Copy the listing below word for word, leaving out the pictures.

▶ [Input]

####################

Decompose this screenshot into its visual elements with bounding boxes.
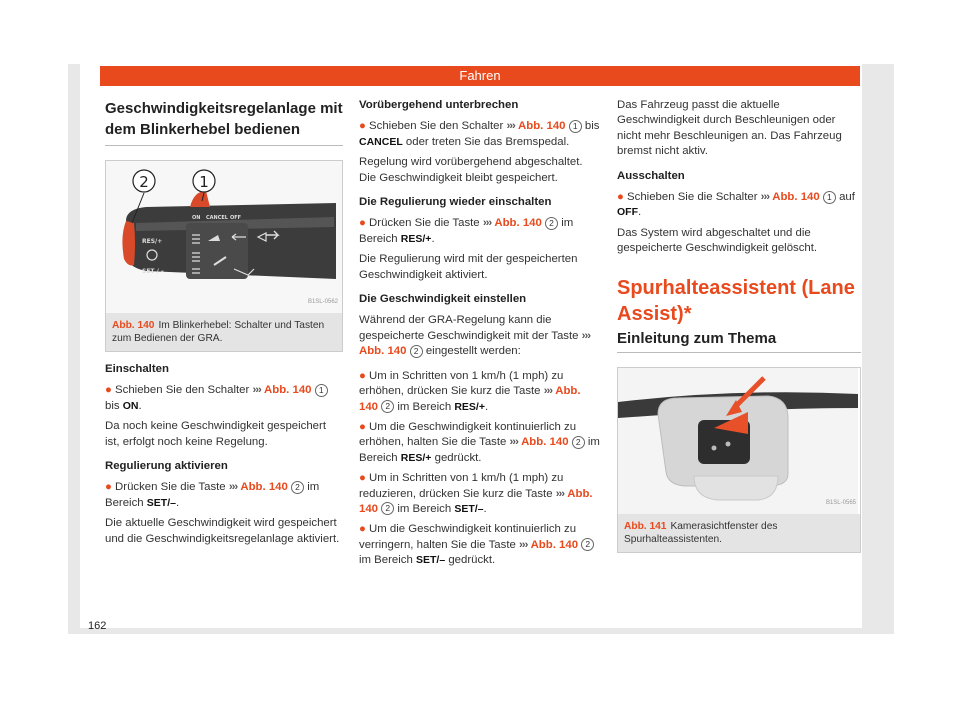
figure-ref-link[interactable]: Abb. 140 [240,481,288,494]
unterbrechen-title: Vorübergehend unterbrechen [359,99,519,111]
lane-assist-camera-image [618,368,858,514]
bullet: ● Um in Schritten von 1 km/h (1 mph) zu reduzieren, drücken Sie kurz die Taste ››› Abb. 140 2 im Bereich SET/–. [359,472,593,515]
figure-label: Abb. 140 [112,320,155,331]
figure-caption [106,313,342,351]
figure-ref-link[interactable]: Abb. 140 [521,436,569,449]
figure-ref-link[interactable]: Abb. 140 [772,191,820,204]
paragraph: Die aktuelle Geschwindigkeit wird gespeichert und die Geschwindigkeitsregelanlage aktiviert. [105,517,340,545]
paragraph: Die Regulierung wird mit der gespeicherten Geschwindigkeit aktiviert. [359,253,578,281]
figure-ref-link[interactable]: Abb. 140 [530,538,579,551]
cancel-label: CANCEL [206,215,228,221]
paragraph: Während der GRA-Regelung kann die gespeicherte Geschwindigkeit mit der Taste ››› Abb. 140 2 eingestellt werden: [359,314,591,358]
figure-ref-link[interactable]: Abb. 140 [359,487,593,515]
bullet: ● Drücken Sie die Taste ››› Abb. 140 2 im Bereich RES/+. [359,217,574,245]
paragraph: Das Fahrzeug passt die aktuelle Geschwindigkeit durch Beschleunigen oder nicht mehr Beschleunigen an. Das Fahrzeug bremst nicht aktiv. [617,99,842,158]
figure-id: B1SL-0562 [307,298,338,305]
page-number: 162 [88,620,107,632]
sub-heading: Einleitung zum Thema [617,331,861,353]
bullet: ● Schieben Sie die Schalter ››› Abb. 140 1 auf OFF. [617,191,855,219]
figure-id: B1SL-0565 [825,499,856,506]
section-heading: Geschwindigkeitsregelanlage mit dem Blinkerhebel bedienen [105,98,343,146]
figure-ref-link[interactable]: Abb. 140 [494,217,542,230]
chapter-heading: Spurhalteassistent (Lane Assist)* [617,276,855,325]
camera-illustration [618,368,860,514]
caption-text: Kamerasichtfenster des Spurhalteassistenten. [624,521,778,546]
einschalten-title: Einschalten [105,363,169,375]
einstellen-title: Die Geschwindigkeit einstellen [359,293,527,306]
figure-ref-link[interactable]: Abb. 140 [264,384,312,397]
bullet: ● Schieben Sie den Schalter ››› Abb. 140 1 bis ON. [105,383,343,414]
off-label: OFF [230,215,242,221]
figure-ref-link[interactable]: Abb. 140 [359,345,407,358]
paragraph: Regelung wird vorübergehend abgeschaltet. Die Geschwindigkeit bleibt gespeichert. [359,156,583,184]
column-2 [359,98,601,574]
bullet: ● Schieben Sie den Schalter ››› Abb. 140 1 bis CANCEL oder treten Sie das Bremspedal. [359,120,600,148]
figure-140 [105,160,343,352]
caption-text: Im Blinkerhebel: Schalter und Tasten zum Bedienen der GRA. [112,320,325,344]
bullet: ● Drücken Sie die Taste ››› Abb. 140 2 im Bereich SET/–. [105,481,320,509]
set-label: SET / – [142,268,164,275]
on-label: ON [192,215,201,221]
aktivieren-title: Regulierung aktivieren [105,460,228,473]
figure-ref-link[interactable]: Abb. 140 [518,120,566,133]
figure-label: Abb. 141 [624,521,667,533]
figure-caption [618,514,860,552]
lever-illustration [106,161,342,313]
bullet: ● Um die Geschwindigkeit kontinuierlich zu erhöhen, halten Sie die Taste ››› Abb. 140 2 im Bereich RES/+ gedrückt. [359,420,600,464]
wieder-title: Die Regulierung wieder einschalten [359,196,552,209]
res-label: RES/+ [142,238,163,245]
bullet: ● Um die Geschwindigkeit kontinuierlich zu verringern, halten Sie die Taste ››› Abb. 140 2 im Bereich SET/– gedrückt. [359,522,601,568]
paragraph: Da noch keine Geschwindigkeit gespeichert ist, erfolgt noch keine Regelung. [105,420,326,448]
ausschalten-title: Ausschalten [617,169,685,182]
callout-2: 2 [139,173,149,191]
figure-141 [617,367,861,553]
column-3 [617,98,861,563]
chapter-header: Fahren [100,66,860,86]
paragraph: Das System wird abgeschaltet und die gespeicherte Geschwindigkeit gelöscht. [617,226,818,255]
turn-signal-lever-image [106,161,342,313]
column-1 [105,98,343,556]
callout-1: 1 [199,173,209,191]
figure-ref-link[interactable]: Abb. 140 [359,385,581,413]
bullet: ● Um in Schritten von 1 km/h (1 mph) zu erhöhen, drücken Sie kurz die Taste ››› Abb. 140 2 im Bereich RES/+. [359,369,581,413]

####################

▶ [Solution to the problem]
Decompose this screenshot into its visual elements with bounding boxes.
figure-ref-link[interactable]: Abb. 140 [240,481,288,494]
unterbrechen-title: Vorübergehend unterbrechen [359,99,519,111]
lane-assist-camera-image [618,368,858,514]
bullet: ● Um in Schritten von 1 km/h (1 mph) zu reduzieren, drücken Sie kurz die Taste ››› Abb. 140 2 im Bereich SET/–. [359,472,593,515]
figure-label: Abb. 140 [112,320,155,331]
figure-caption [106,313,342,351]
figure-ref-link[interactable]: Abb. 140 [521,436,569,449]
figure-ref-link[interactable]: Abb. 140 [772,191,820,204]
paragraph: Die aktuelle Geschwindigkeit wird gespeichert und die Geschwindigkeitsregelanlage aktiviert. [105,517,340,545]
paragraph: Die Regulierung wird mit der gespeicherten Geschwindigkeit aktiviert. [359,253,578,281]
figure-ref-link[interactable]: Abb. 140 [530,538,579,551]
cancel-label: CANCEL [206,215,228,221]
paragraph: Während der GRA-Regelung kann die gespeicherte Geschwindigkeit mit der Taste ››› Abb. 140 2 eingestellt werden: [359,314,591,358]
figure-ref-link[interactable]: Abb. 140 [359,487,593,515]
bullet: ● Drücken Sie die Taste ››› Abb. 140 2 im Bereich RES/+. [359,217,574,245]
paragraph: Das Fahrzeug passt die aktuelle Geschwindigkeit durch Beschleunigen oder nicht mehr Beschleunigen an. Das Fahrzeug bremst nicht aktiv. [617,99,842,158]
figure-id: B1SL-0562 [307,298,338,305]
page-number: 162 [88,620,107,632]
sub-heading: Einleitung zum Thema [617,331,861,353]
bullet: ● Schieben Sie die Schalter ››› Abb. 140 1 auf OFF. [617,191,855,219]
figure-id: B1SL-0565 [825,499,856,506]
section-heading: Geschwindigkeitsregelanlage mit dem Blinkerhebel bedienen [105,98,343,146]
figure-ref-link[interactable]: Abb. 140 [494,217,542,230]
chapter-heading: Spurhalteassistent (Lane Assist)* [617,276,855,325]
camera-illustration [618,368,860,514]
caption-text: Kamerasichtfenster des Spurhalteassistenten. [624,521,778,546]
einschalten-title: Einschalten [105,363,169,375]
einstellen-title: Die Geschwindigkeit einstellen [359,293,527,306]
figure-ref-link[interactable]: Abb. 140 [264,384,312,397]
bullet: ● Schieben Sie den Schalter ››› Abb. 140 1 bis ON. [105,383,343,414]
off-label: OFF [230,215,242,221]
figure-ref-link[interactable]: Abb. 140 [359,345,407,358]
paragraph: Regelung wird vorübergehend abgeschaltet. Die Geschwindigkeit bleibt gespeichert. [359,156,583,184]
column-2 [359,98,601,574]
bullet: ● Schieben Sie den Schalter ››› Abb. 140 1 bis CANCEL oder treten Sie das Bremspedal. [359,120,600,148]
figure-140 [105,160,343,352]
caption-text: Im Blinkerhebel: Schalter und Tasten zum Bedienen der GRA. [112,320,325,344]
bullet: ● Drücken Sie die Taste ››› Abb. 140 2 im Bereich SET/–. [105,481,320,509]
set-label: SET / – [142,268,164,275]
on-label: ON [192,215,201,221]
aktivieren-title: Regulierung aktivieren [105,460,228,473]
figure-ref-link[interactable]: Abb. 140 [518,120,566,133]
figure-label: Abb. 141 [624,521,667,533]
figure-caption [618,514,860,552]
lever-illustration [106,161,342,313]
bullet: ● Um die Geschwindigkeit kontinuierlich zu erhöhen, halten Sie die Taste ››› Abb. 140 2 im Bereich RES/+ gedrückt. [359,420,600,464]
wieder-title: Die Regulierung wieder einschalten [359,196,552,209]
res-label: RES/+ [142,238,163,245]
bullet: ● Um die Geschwindigkeit kontinuierlich zu verringern, halten Sie die Taste ››› Abb. 140 2 im Bereich SET/– gedrückt. [359,522,601,568]
paragraph: Da noch keine Geschwindigkeit gespeichert ist, erfolgt noch keine Regelung. [105,420,326,448]
ausschalten-title: Ausschalten [617,169,685,182]
callout-2: 2 [139,173,149,191]
figure-141 [617,367,861,553]
column-3 [617,98,861,563]
chapter-header: Fahren [100,66,860,86]
paragraph: Das System wird abgeschaltet und die gespeicherte Geschwindigkeit gelöscht. [617,226,818,255]
turn-signal-lever-image [106,161,342,313]
column-1 [105,98,343,556]
callout-1: 1 [199,173,209,191]
figure-ref-link[interactable]: Abb. 140 [359,385,581,413]
bullet: ● Um in Schritten von 1 km/h (1 mph) zu erhöhen, drücken Sie kurz die Taste ››› Abb. 140 2 im Bereich RES/+. [359,369,581,413]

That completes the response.